## [Exercise task]
Reproduce the records starting with the line containing "edge-wear-group[interactable]: Edge Wear" and going on through the line containing "slider-track[interactable] xyxy=(1429,394,1833,395)", replacing "chevron-down-icon" with "caret-down-icon" and leaving everything else unchanged. Output only those lines.

## [Supplied records]
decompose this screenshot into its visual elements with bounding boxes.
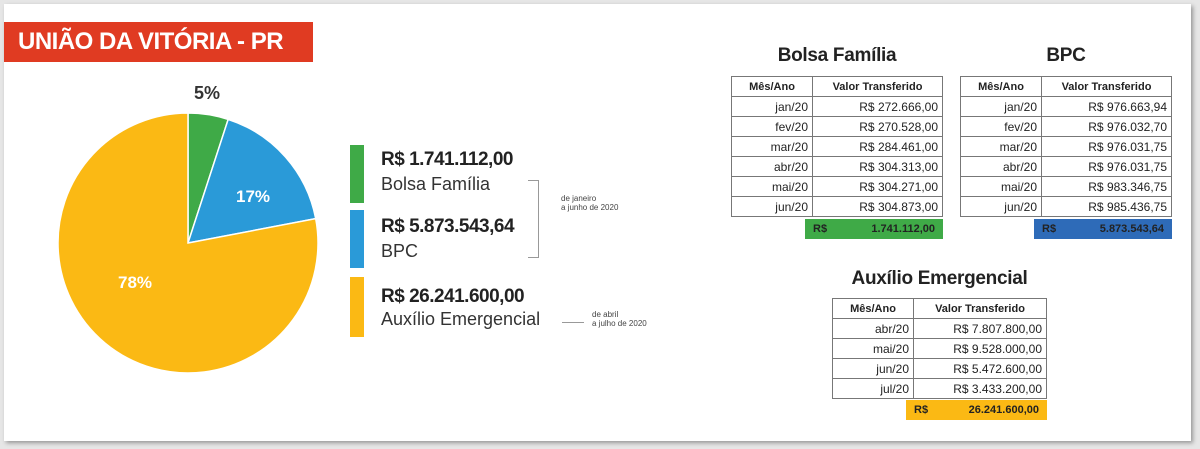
legend-name-bpc: BPC	[381, 241, 419, 261]
col-header-valor: Valor Transferido	[1041, 76, 1172, 97]
pie-label-aux-lio-emergencial: 78%	[118, 273, 152, 292]
table-auxilio: Mês/Ano Valor Transferido abr/20 R$ 7.807…	[832, 298, 1047, 399]
total-row-bpc: R$ 5.873.543,64	[1034, 219, 1172, 239]
legend-name-auxilio: Auxílio Emergencial	[381, 309, 541, 329]
pie-label-bolsa-fam-lia: 5%	[194, 83, 220, 103]
legend-swatch-bpc	[350, 210, 364, 268]
pie-label-bpc: 17%	[236, 187, 270, 206]
total-row-bolsa: R$ 1.741.112,00	[805, 219, 943, 239]
connector-line-auxilio	[562, 322, 584, 323]
table-row: jul/20 R$ 3.433.200,00	[832, 378, 1047, 399]
legend-name-bolsa: Bolsa Família	[381, 174, 491, 194]
table-row: mar/20 R$ 976.031,75	[960, 136, 1172, 157]
table-title-auxilio: Auxílio Emergencial	[851, 268, 1028, 289]
table-row: jun/20 R$ 304.873,00	[731, 196, 943, 217]
table-title-bolsa: Bolsa Família	[777, 45, 897, 66]
col-header-mes: Mês/Ano	[731, 76, 813, 97]
table-row: fev/20 R$ 976.032,70	[960, 116, 1172, 137]
table-row: abr/20 R$ 7.807.800,00	[832, 318, 1047, 339]
col-header-valor: Valor Transferido	[913, 298, 1047, 319]
table-row: abr/20 R$ 304.313,00	[731, 156, 943, 177]
table-row: jun/20 R$ 985.436,75	[960, 196, 1172, 217]
table-row: jun/20 R$ 5.472.600,00	[832, 358, 1047, 379]
table-row: mai/20 R$ 304.271,00	[731, 176, 943, 197]
legend-value-bpc: R$ 5.873.543,64	[381, 216, 515, 237]
table-title-bpc: BPC	[1046, 45, 1086, 66]
table-row: abr/20 R$ 976.031,75	[960, 156, 1172, 177]
table-bpc: Mês/Ano Valor Transferido jan/20 R$ 976.6…	[960, 76, 1172, 217]
col-header-valor: Valor Transferido	[812, 76, 943, 97]
table-row: jan/20 R$ 976.663,94	[960, 96, 1172, 117]
col-header-mes: Mês/Ano	[960, 76, 1042, 97]
col-header-mes: Mês/Ano	[832, 298, 914, 319]
page-title: UNIÃO DA VITÓRIA - PR	[4, 22, 313, 62]
table-row: fev/20 R$ 270.528,00	[731, 116, 943, 137]
table-row: jan/20 R$ 272.666,00	[731, 96, 943, 117]
table-row: mar/20 R$ 284.461,00	[731, 136, 943, 157]
legend-swatch-bolsa	[350, 145, 364, 203]
legend-swatch-auxilio	[350, 277, 364, 337]
table-row: mai/20 R$ 983.346,75	[960, 176, 1172, 197]
bracket-jan-jun	[528, 180, 539, 258]
table-bolsa: Mês/Ano Valor Transferido jan/20 R$ 272.6…	[731, 76, 943, 217]
pie-chart: 5% 17% 78%	[57, 83, 319, 374]
period-note-abr-jul: de abril a julho de 2020	[592, 310, 647, 328]
period-note-jan-jun: de janeiro a junho de 2020	[561, 194, 619, 212]
table-row: mai/20 R$ 9.528.000,00	[832, 338, 1047, 359]
legend-value-auxilio: R$ 26.241.600,00	[381, 286, 525, 307]
legend-value-bolsa: R$ 1.741.112,00	[381, 149, 513, 170]
total-row-auxilio: R$ 26.241.600,00	[906, 400, 1047, 420]
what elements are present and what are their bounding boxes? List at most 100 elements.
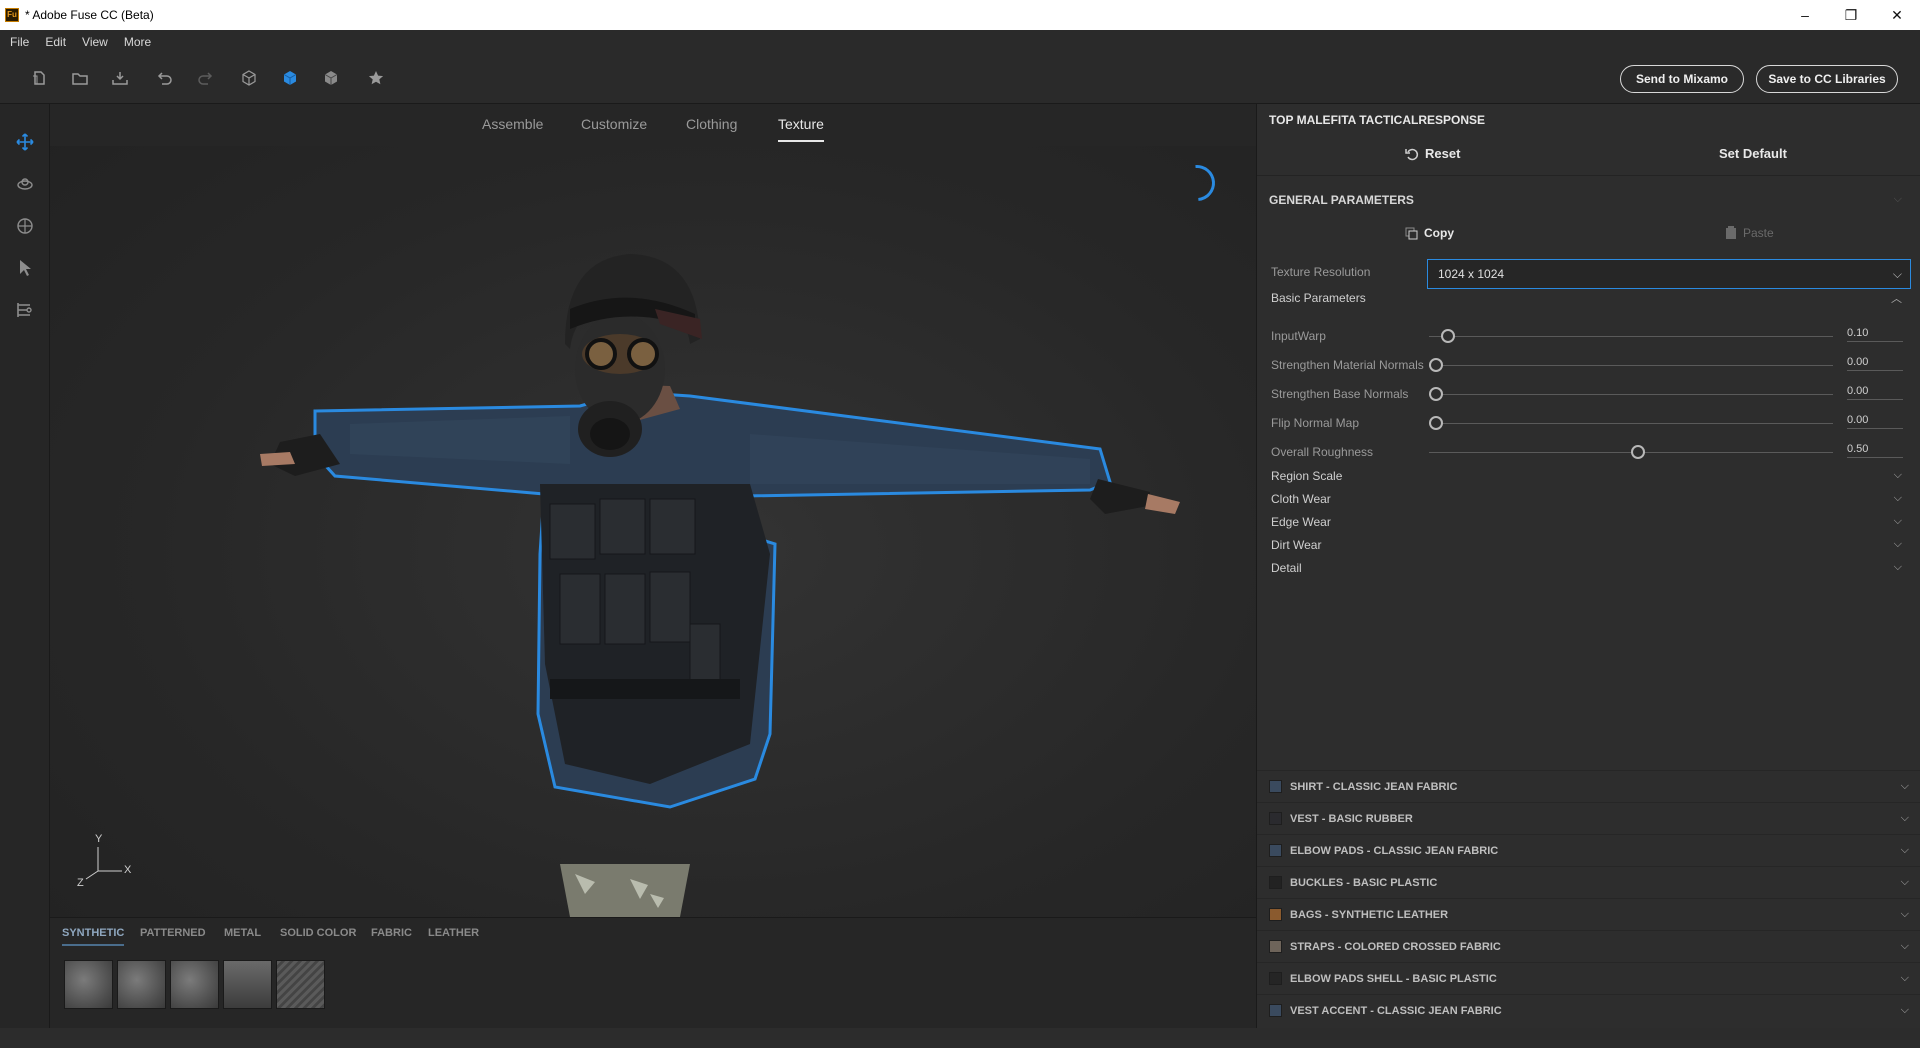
edge-wear-group[interactable]: Edge Wear xyxy=(1271,515,1331,529)
undo-icon[interactable] xyxy=(154,68,174,88)
basic-parameters-header[interactable]: Basic Parameters xyxy=(1271,291,1366,305)
detail-group[interactable]: Detail xyxy=(1271,561,1302,575)
copy-icon xyxy=(1405,227,1418,239)
chevron-down-icon: ⌵ xyxy=(1900,780,1909,792)
material-list-item[interactable]: STRAPS - COLORED CROSSED FABRIC ⌵ xyxy=(1257,930,1920,962)
textured-cube-icon[interactable] xyxy=(321,68,341,88)
texture-resolution-select[interactable]: 1024 x 1024 ⌵ xyxy=(1427,259,1911,289)
slider-label: Overall Roughness xyxy=(1271,445,1374,459)
target-icon[interactable] xyxy=(15,216,35,236)
paste-label: Paste xyxy=(1743,226,1774,240)
chevron-down-icon: ⌵ xyxy=(1893,538,1902,550)
solid-cube-icon[interactable] xyxy=(280,68,300,88)
orbit-icon[interactable] xyxy=(15,174,35,194)
menu-bar: File Edit View More xyxy=(0,30,1920,54)
slider-track[interactable] xyxy=(1429,336,1833,337)
chevron-down-icon: ⌵ xyxy=(1893,492,1902,504)
slider-label: Strengthen Base Normals xyxy=(1271,387,1409,401)
paste-button[interactable]: Paste xyxy=(1725,226,1774,240)
material-swatch[interactable] xyxy=(223,960,272,1009)
menu-view[interactable]: View xyxy=(82,35,108,49)
slider-value-field[interactable]: 0.00 xyxy=(1847,385,1903,400)
save-to-cc-libraries-button[interactable]: Save to CC Libraries xyxy=(1756,65,1898,93)
restore-button[interactable]: ❐ xyxy=(1828,0,1874,30)
material-list-item-label: ELBOW PADS SHELL - BASIC PLASTIC xyxy=(1290,972,1497,985)
slider-value-field[interactable]: 0.10 xyxy=(1847,327,1903,342)
send-to-mixamo-button[interactable]: Send to Mixamo xyxy=(1620,65,1744,93)
wireframe-cube-icon[interactable] xyxy=(239,68,259,88)
slider-track[interactable] xyxy=(1429,394,1833,395)
material-list-item[interactable]: ELBOW PADS - CLASSIC JEAN FABRIC ⌵ xyxy=(1257,834,1920,866)
material-tab-patterned[interactable]: PATTERNED xyxy=(140,927,206,939)
material-tab-leather[interactable]: LEATHER xyxy=(428,927,479,939)
material-swatch[interactable] xyxy=(64,960,113,1009)
new-icon[interactable] xyxy=(29,68,49,88)
material-list-item[interactable]: BAGS - SYNTHETIC LEATHER ⌵ xyxy=(1257,898,1920,930)
slider-handle[interactable] xyxy=(1429,416,1443,430)
material-list-item[interactable]: SHIRT - CLASSIC JEAN FABRIC ⌵ xyxy=(1257,770,1920,802)
slider-handle[interactable] xyxy=(1441,329,1456,343)
redo-icon[interactable] xyxy=(196,68,216,88)
render-settings-icon[interactable] xyxy=(15,300,35,320)
material-swatch[interactable] xyxy=(117,960,166,1009)
chevron-down-icon: ⌵ xyxy=(1893,469,1902,481)
material-list-item[interactable]: ELBOW PADS SHELL - BASIC PLASTIC ⌵ xyxy=(1257,962,1920,994)
chevron-down-icon: ⌵ xyxy=(1893,561,1902,573)
menu-edit[interactable]: Edit xyxy=(45,35,66,49)
material-list-item[interactable]: VEST ACCENT - CLASSIC JEAN FABRIC ⌵ xyxy=(1257,994,1920,1026)
cloth-wear-group[interactable]: Cloth Wear xyxy=(1271,492,1331,506)
material-tab-solid-color[interactable]: SOLID COLOR xyxy=(280,927,356,939)
slider-value-field[interactable]: 0.00 xyxy=(1847,414,1903,429)
menu-more[interactable]: More xyxy=(124,35,151,49)
texture-resolution-value: 1024 x 1024 xyxy=(1438,267,1505,281)
move-icon[interactable] xyxy=(15,132,35,152)
chevron-down-icon: ⌵ xyxy=(1900,972,1909,984)
close-button[interactable]: ✕ xyxy=(1874,0,1920,30)
slider-handle[interactable] xyxy=(1429,358,1443,372)
slider-value-field[interactable]: 0.00 xyxy=(1847,356,1903,371)
material-list-item-label: SHIRT - CLASSIC JEAN FABRIC xyxy=(1290,780,1458,793)
material-list-item[interactable]: VEST - BASIC RUBBER ⌵ xyxy=(1257,802,1920,834)
material-list-item-label: ELBOW PADS - CLASSIC JEAN FABRIC xyxy=(1290,844,1499,857)
region-scale-group[interactable]: Region Scale xyxy=(1271,469,1342,483)
material-list-item-label: STRAPS - COLORED CROSSED FABRIC xyxy=(1290,940,1501,953)
panel-title: TOP MALEFITA TACTICALRESPONSE xyxy=(1269,113,1486,127)
open-icon[interactable] xyxy=(70,68,90,88)
character-model[interactable] xyxy=(50,104,1256,917)
material-browser: SYNTHETIC PATTERNED METAL SOLID COLOR FA… xyxy=(50,917,1256,1028)
slider-handle[interactable] xyxy=(1429,387,1443,401)
chevron-down-icon: ⌵ xyxy=(1900,844,1909,856)
material-swatch[interactable] xyxy=(170,960,219,1009)
set-default-button[interactable]: Set Default xyxy=(1719,146,1787,161)
material-tab-metal[interactable]: METAL xyxy=(224,927,261,939)
minimize-button[interactable]: – xyxy=(1782,0,1828,30)
chevron-down-icon: ⌵ xyxy=(1900,812,1909,824)
material-color-swatch xyxy=(1269,972,1282,985)
material-swatch[interactable] xyxy=(276,960,325,1009)
material-tab-synthetic[interactable]: SYNTHETIC xyxy=(62,927,125,946)
slider-handle[interactable] xyxy=(1631,445,1645,459)
material-list-item[interactable]: BUCKLES - BASIC PLASTIC ⌵ xyxy=(1257,866,1920,898)
select-arrow-icon[interactable] xyxy=(15,258,35,278)
general-parameters-header[interactable]: GENERAL PARAMETERS xyxy=(1269,193,1414,207)
material-list-item-label: BUCKLES - BASIC PLASTIC xyxy=(1290,876,1438,889)
reset-label: Reset xyxy=(1425,146,1461,161)
slider-label: Flip Normal Map xyxy=(1271,416,1360,430)
material-tab-fabric[interactable]: FABRIC xyxy=(371,927,412,939)
menu-file[interactable]: File xyxy=(10,35,29,49)
material-color-swatch xyxy=(1269,940,1282,953)
material-color-swatch xyxy=(1269,844,1282,857)
status-bar xyxy=(0,1028,1920,1048)
copy-label: Copy xyxy=(1424,226,1454,240)
slider-value-field[interactable]: 0.50 xyxy=(1847,443,1903,458)
paste-icon xyxy=(1726,226,1736,239)
slider-track[interactable] xyxy=(1429,423,1833,424)
import-icon[interactable] xyxy=(110,68,130,88)
axis-x-label: X xyxy=(124,864,132,876)
favorite-star-icon[interactable] xyxy=(366,68,386,88)
reset-button[interactable]: Reset xyxy=(1405,146,1460,161)
copy-button[interactable]: Copy xyxy=(1405,226,1454,240)
3d-viewport[interactable]: Assemble Customize Clothing Texture Y Z … xyxy=(50,104,1256,917)
slider-track[interactable] xyxy=(1429,365,1833,366)
dirt-wear-group[interactable]: Dirt Wear xyxy=(1271,538,1321,552)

## [Solved problem]
edge-wear-group[interactable]: Edge Wear xyxy=(1271,515,1331,529)
undo-icon[interactable] xyxy=(154,68,174,88)
basic-parameters-header[interactable]: Basic Parameters xyxy=(1271,291,1366,305)
detail-group[interactable]: Detail xyxy=(1271,561,1302,575)
copy-icon xyxy=(1405,227,1418,239)
caret-down-icon: ⌵ xyxy=(1900,780,1909,792)
material-list-item[interactable]: STRAPS - COLORED CROSSED FABRIC ⌵ xyxy=(1257,930,1920,962)
textured-cube-icon[interactable] xyxy=(321,68,341,88)
texture-resolution-select[interactable]: 1024 x 1024 ⌵ xyxy=(1427,259,1911,289)
slider-label: Overall Roughness xyxy=(1271,445,1374,459)
target-icon[interactable] xyxy=(15,216,35,236)
paste-label: Paste xyxy=(1743,226,1774,240)
caret-down-icon: ⌵ xyxy=(1893,538,1902,550)
solid-cube-icon[interactable] xyxy=(280,68,300,88)
orbit-icon[interactable] xyxy=(15,174,35,194)
menu-bar: File Edit View More xyxy=(0,30,1920,54)
slider-track[interactable] xyxy=(1429,336,1833,337)
caret-down-icon: ⌵ xyxy=(1893,492,1902,504)
slider-label: Strengthen Base Normals xyxy=(1271,387,1409,401)
paste-button[interactable]: Paste xyxy=(1725,226,1774,240)
material-swatch[interactable] xyxy=(223,960,272,1009)
menu-view[interactable]: View xyxy=(82,35,108,49)
slider-value-field[interactable]: 0.00 xyxy=(1847,385,1903,400)
save-to-cc-libraries-button[interactable]: Save to CC Libraries xyxy=(1756,65,1898,93)
restore-button[interactable]: ❐ xyxy=(1828,0,1874,30)
material-list-item-label: ELBOW PADS SHELL - BASIC PLASTIC xyxy=(1290,972,1497,985)
slider-value-field[interactable]: 0.10 xyxy=(1847,327,1903,342)
send-to-mixamo-button[interactable]: Send to Mixamo xyxy=(1620,65,1744,93)
wireframe-cube-icon[interactable] xyxy=(239,68,259,88)
slider-track[interactable] xyxy=(1429,394,1833,395)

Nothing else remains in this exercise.